__Items__.
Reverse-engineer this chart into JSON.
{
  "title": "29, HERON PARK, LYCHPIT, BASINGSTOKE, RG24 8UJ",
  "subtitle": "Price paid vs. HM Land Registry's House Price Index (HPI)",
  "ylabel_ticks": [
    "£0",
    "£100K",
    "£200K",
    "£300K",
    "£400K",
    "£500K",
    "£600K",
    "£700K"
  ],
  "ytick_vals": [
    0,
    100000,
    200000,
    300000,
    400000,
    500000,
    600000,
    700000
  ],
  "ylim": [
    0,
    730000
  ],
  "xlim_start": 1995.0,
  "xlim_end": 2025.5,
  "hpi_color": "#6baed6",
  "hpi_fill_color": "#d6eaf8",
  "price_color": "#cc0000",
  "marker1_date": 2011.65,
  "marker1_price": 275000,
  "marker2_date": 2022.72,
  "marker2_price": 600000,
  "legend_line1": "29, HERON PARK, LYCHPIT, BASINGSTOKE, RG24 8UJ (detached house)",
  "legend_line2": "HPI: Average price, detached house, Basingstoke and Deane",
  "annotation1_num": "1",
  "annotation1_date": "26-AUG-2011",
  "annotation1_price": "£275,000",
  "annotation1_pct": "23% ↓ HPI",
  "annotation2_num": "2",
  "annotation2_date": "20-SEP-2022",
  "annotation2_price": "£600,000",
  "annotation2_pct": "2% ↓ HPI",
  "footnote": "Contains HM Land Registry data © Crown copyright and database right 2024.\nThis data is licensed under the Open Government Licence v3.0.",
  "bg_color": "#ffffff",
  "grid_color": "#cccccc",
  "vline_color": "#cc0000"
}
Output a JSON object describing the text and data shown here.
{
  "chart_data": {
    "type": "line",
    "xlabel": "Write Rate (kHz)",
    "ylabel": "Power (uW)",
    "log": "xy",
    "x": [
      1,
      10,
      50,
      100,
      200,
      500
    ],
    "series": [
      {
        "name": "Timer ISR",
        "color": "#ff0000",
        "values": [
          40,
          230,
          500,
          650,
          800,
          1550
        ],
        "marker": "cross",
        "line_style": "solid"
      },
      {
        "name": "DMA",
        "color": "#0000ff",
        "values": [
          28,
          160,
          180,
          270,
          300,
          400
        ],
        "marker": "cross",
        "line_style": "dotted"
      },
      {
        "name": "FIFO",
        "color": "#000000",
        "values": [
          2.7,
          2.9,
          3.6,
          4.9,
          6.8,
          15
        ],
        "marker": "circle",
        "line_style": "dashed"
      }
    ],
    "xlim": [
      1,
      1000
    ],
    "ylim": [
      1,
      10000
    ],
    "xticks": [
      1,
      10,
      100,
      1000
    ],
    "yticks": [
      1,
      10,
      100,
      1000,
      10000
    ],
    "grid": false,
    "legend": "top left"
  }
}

__Instructions to follow__.
Copy the records above exactly as they appear.

__Result of this task__.
Reverse-engineer this chart into JSON.
{
  "title": "29, HERON PARK, LYCHPIT, BASINGSTOKE, RG24 8UJ",
  "subtitle": "Price paid vs. HM Land Registry's House Price Index (HPI)",
  "ylabel_ticks": [
    "£0",
    "£100K",
    "£200K",
    "£300K",
    "£400K",
    "£500K",
    "£600K",
    "£700K"
  ],
  "ytick_vals": [
    0,
    100000,
    200000,
    300000,
    400000,
    500000,
    600000,
    700000
  ],
  "ylim": [
    0,
    730000
  ],
  "xlim_start": 1995.0,
  "xlim_end": 2025.5,
  "hpi_color": "#6baed6",
  "hpi_fill_color": "#d6eaf8",
  "price_color": "#cc0000",
  "marker1_date": 2011.65,
  "marker1_price": 275000,
  "marker2_date": 2022.72,
  "marker2_price": 600000,
  "legend_line1": "29, HERON PARK, LYCHPIT, BASINGSTOKE, RG24 8UJ (detached house)",
  "legend_line2": "HPI: Average price, detached house, Basingstoke and Deane",
  "annotation1_num": "1",
  "annotation1_date": "26-AUG-2011",
  "annotation1_price": "£275,000",
  "annotation1_pct": "23% ↓ HPI",
  "annotation2_num": "2",
  "annotation2_date": "20-SEP-2022",
  "annotation2_price": "£600,000",
  "annotation2_pct": "2% ↓ HPI",
  "footnote": "Contains HM Land Registry data © Crown copyright and database right 2024.\nThis data is licensed under the Open Government Licence v3.0.",
  "bg_color": "#ffffff",
  "grid_color": "#cccccc",
  "vline_color": "#cc0000"
}
Output a JSON object describing the text and data shown here.
{
  "chart_data": {
    "type": "line",
    "xlabel": "Write Rate (kHz)",
    "ylabel": "Power (uW)",
    "log": "xy",
    "x": [
      1,
      10,
      50,
      100,
      200,
      500
    ],
    "series": [
      {
        "name": "Timer ISR",
        "color": "#ff0000",
        "values": [
          40,
          230,
          500,
          650,
          800,
          1550
        ],
        "marker": "cross",
        "line_style": "solid"
      },
      {
        "name": "DMA",
        "color": "#0000ff",
        "values": [
          28,
          160,
          180,
          270,
          300,
          400
        ],
        "marker": "cross",
        "line_style": "dotted"
      },
      {
        "name": "FIFO",
        "color": "#000000",
        "values": [
          2.7,
          2.9,
          3.6,
          4.9,
          6.8,
          15
        ],
        "marker": "circle",
        "line_style": "dashed"
      }
    ],
    "xlim": [
      1,
      1000
    ],
    "ylim": [
      1,
      10000
    ],
    "xticks": [
      1,
      10,
      100,
      1000
    ],
    "yticks": [
      1,
      10,
      100,
      1000,
      10000
    ],
    "grid": false,
    "legend": "top left"
  }
}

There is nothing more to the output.